:: Testo proposto
È possibile lasciare al privato dei gruppi sanitari da una parte e alle cooperative dall’altra la gestione di malattie collettive e del lavoro di assistenza?

Gli ultimi dieci anni di austerità e di privatizzazioni ci hanno apparecchiato all’incapacità di gestire la malattia attraverso un sistema sanitario e socio-assistenziale distribuito, decentralizzato e capillare. L’unica distribuzione è stata quella del potere dell’autonomia delle Regioni, che sulla base di un presunto principio di sussidiarietà, ha enormemente contribuito alla creazione di disparità nei trattamenti e nell’accesso alle cure.

Nel fallimento della gestione pandemica occorre ribadire come lo Stato italiano assorba una fetta largamente minore di lavoro rispetto a Francia e Germania. Assorbire il lavoro di cura con occupazione pubblica deve essere prioritario, unendo la creazione di infrastrutture di welfare con una nuova idea di democrazia orientata ai bisogni collettivi.

A ciò si associa una necessaria riforma della politica salariale che richiede con urgenza l’introduzione di un salario minimo, che lungi dall’essere il grimaldello contro la contrattazione sindacale, può essere configurato in coesistenza a essa. Insieme al salario minimo, occorre l’estenzione dei contratti sindacali erga omnes (purchè essi siano superiori a un minimo concordato per legge) al fine di rompere l’ingiusta e intollerabile asimmetria nelle retribuzioni tra settori. Cura pubblica non solo per l’umano, cura anche per il territorio martoriato che urge un piano massivo di risanamento e bonifica, anche con l’utilizzo della migliore tecnologia robotica a disposizione, in grado di sostituire l’umano si, ma nelle funzioni veramente rischiose, sottraendo la gestione e lo smaltimento alle mafie e alle istituzioni corrotte.


Conclusioni

  • 16 milioni sono le persone residenti in Italia che versano o in uno stato di inattività (13.5 milioni) o disoccupazione (2.5 milioni).
::::
Consegna 1:
Traduci in inglese questa frase del testo sul lavoro di cura: "È possibile lasciare al privato dei gruppi sanitari da una parte e alle cooperative dall'altra la gestione di malattie collettive e del lavoro di assistenza?"
Consegna 2:
Elenca tutti i paesi nominati nel testo sul lavoro di cura.
Consegna 3:
Prosegui il testo sul lavoro di cura dopo l'ultima frase delle conclusioni.
:: Record estratti
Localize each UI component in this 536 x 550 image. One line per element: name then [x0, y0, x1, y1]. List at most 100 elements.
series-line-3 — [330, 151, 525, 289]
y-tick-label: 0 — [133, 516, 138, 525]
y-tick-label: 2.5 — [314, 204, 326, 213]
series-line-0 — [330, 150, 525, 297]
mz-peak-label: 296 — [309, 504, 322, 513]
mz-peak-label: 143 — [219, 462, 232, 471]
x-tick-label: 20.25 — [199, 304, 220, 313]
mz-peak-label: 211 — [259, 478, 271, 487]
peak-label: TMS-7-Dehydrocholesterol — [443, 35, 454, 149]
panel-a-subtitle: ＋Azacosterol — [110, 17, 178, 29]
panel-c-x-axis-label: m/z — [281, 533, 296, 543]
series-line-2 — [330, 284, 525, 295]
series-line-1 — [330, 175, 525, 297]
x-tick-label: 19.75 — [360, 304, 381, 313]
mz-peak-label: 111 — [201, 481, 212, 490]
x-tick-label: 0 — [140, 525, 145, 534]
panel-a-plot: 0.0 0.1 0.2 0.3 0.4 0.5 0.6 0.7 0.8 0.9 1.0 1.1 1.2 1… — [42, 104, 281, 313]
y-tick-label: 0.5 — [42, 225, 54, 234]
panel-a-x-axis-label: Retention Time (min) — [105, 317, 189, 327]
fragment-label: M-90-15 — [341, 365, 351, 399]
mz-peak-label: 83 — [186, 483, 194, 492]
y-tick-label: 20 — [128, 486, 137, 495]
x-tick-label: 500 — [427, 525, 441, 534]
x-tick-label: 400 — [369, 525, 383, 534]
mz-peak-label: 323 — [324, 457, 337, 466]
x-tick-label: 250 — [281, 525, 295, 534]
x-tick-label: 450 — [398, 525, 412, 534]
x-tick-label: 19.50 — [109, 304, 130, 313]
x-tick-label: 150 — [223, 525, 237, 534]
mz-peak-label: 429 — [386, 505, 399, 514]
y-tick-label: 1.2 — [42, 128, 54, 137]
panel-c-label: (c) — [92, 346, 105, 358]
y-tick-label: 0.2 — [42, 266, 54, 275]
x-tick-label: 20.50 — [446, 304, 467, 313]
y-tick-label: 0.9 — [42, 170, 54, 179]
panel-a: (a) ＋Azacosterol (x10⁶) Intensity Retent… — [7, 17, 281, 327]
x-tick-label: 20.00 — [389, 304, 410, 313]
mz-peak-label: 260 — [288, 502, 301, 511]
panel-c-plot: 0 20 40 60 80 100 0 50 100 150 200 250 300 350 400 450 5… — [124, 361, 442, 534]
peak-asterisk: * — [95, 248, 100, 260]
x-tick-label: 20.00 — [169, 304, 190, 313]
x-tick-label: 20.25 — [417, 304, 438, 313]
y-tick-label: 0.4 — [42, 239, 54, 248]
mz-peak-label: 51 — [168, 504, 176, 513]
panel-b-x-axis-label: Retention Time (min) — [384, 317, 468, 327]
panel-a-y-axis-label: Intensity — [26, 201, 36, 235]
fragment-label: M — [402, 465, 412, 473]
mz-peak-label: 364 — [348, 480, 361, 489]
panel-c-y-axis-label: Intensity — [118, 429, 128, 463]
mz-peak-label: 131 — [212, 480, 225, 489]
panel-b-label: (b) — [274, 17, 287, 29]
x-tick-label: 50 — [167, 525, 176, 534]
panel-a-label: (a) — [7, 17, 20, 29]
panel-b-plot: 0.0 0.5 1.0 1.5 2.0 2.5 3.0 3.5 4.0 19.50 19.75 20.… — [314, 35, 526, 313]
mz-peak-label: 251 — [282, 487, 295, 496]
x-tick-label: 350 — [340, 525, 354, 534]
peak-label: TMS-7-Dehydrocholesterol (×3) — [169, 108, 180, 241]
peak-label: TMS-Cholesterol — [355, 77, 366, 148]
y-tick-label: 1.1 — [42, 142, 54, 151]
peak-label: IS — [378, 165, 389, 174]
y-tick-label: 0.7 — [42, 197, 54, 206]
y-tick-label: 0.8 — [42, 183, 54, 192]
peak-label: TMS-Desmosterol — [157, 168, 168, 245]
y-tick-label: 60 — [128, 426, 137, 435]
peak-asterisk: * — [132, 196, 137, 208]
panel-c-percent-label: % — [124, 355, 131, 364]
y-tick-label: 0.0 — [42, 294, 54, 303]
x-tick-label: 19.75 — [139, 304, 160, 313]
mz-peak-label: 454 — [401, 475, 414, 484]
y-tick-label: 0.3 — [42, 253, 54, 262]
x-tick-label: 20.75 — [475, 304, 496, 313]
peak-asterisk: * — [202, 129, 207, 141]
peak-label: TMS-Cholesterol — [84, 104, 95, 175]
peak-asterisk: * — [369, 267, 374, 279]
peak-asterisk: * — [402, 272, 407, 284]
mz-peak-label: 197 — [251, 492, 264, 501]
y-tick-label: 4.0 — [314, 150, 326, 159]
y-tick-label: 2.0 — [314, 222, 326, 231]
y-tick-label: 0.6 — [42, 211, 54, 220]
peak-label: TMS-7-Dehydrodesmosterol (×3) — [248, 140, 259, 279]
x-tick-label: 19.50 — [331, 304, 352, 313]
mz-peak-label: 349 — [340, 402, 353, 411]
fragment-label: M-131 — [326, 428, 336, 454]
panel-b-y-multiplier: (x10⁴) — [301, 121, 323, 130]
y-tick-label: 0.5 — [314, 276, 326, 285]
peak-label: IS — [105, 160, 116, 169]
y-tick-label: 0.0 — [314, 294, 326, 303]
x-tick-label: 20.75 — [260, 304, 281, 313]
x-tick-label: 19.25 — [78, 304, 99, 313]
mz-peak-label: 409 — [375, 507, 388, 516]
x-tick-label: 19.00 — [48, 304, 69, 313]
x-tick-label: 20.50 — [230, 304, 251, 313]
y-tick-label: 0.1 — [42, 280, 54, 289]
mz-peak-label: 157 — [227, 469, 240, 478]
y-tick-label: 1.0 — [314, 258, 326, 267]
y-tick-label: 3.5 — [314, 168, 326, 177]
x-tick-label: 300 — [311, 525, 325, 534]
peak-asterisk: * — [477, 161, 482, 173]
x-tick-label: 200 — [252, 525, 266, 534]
::::
Risposta 1:
Is it possible to leave the management of collective illnesses and of care work to private healthcare groups on one side and to cooperatives on the other?

Risposta 2:
Italia, Francia, Germania

Risposta 3:
  • Su circa 23 milioni di occupati e occupate, 3 milioni sono i working poor che sarebbero interessati dall’introduzione di un salario minimo.
  • Anche per i restanti 20 milioni di lavoratori, le retribuzioni nel lungo periodo sono nettamente peggiorate a seguito dell’indebolimento della contrattazione, del ruolo sindacale e della precarizzazione
  • Quasi un terzo della popolazione residente vive in condizioni di altissima precarietà di vita e di necessità di sostegno.

Occorre un piano di investimento pubblico in grado di creare buona occupazione. Tre settori prioritari sono stati individuati.


Note

[1] http://dati.istat.it/Index.aspx?QueryId=31493.

[2] https://www.istat.it/it/files//2021/07/CS_Occupati-e-disoccupati_GIUGNO_2021.pdf.

[3] Cetrulo, Sbardella, Virgillito, 2021, Vanishing social classes? Facts and figures of the Italian labour market, LEM WP, 2021/29.

[4] https://oa.inapp.org/bitstream/handle/123456789/3271/Inapp_Rapporto_2021%20Capitolo%204.pdf?sequence=1&isAllowed=y.

[5] https://www.istat.it/storage/rapporto-annuale/2021/Rapporto_Annuale_2021.pdf.

[6] Cresti e Virgillito, 2021. Settori strategici e lavori essenziali: lo Stato, il pubblico e il collettivo. In Un altro mondo è ancora possibile? Fondazione Feltrinelli.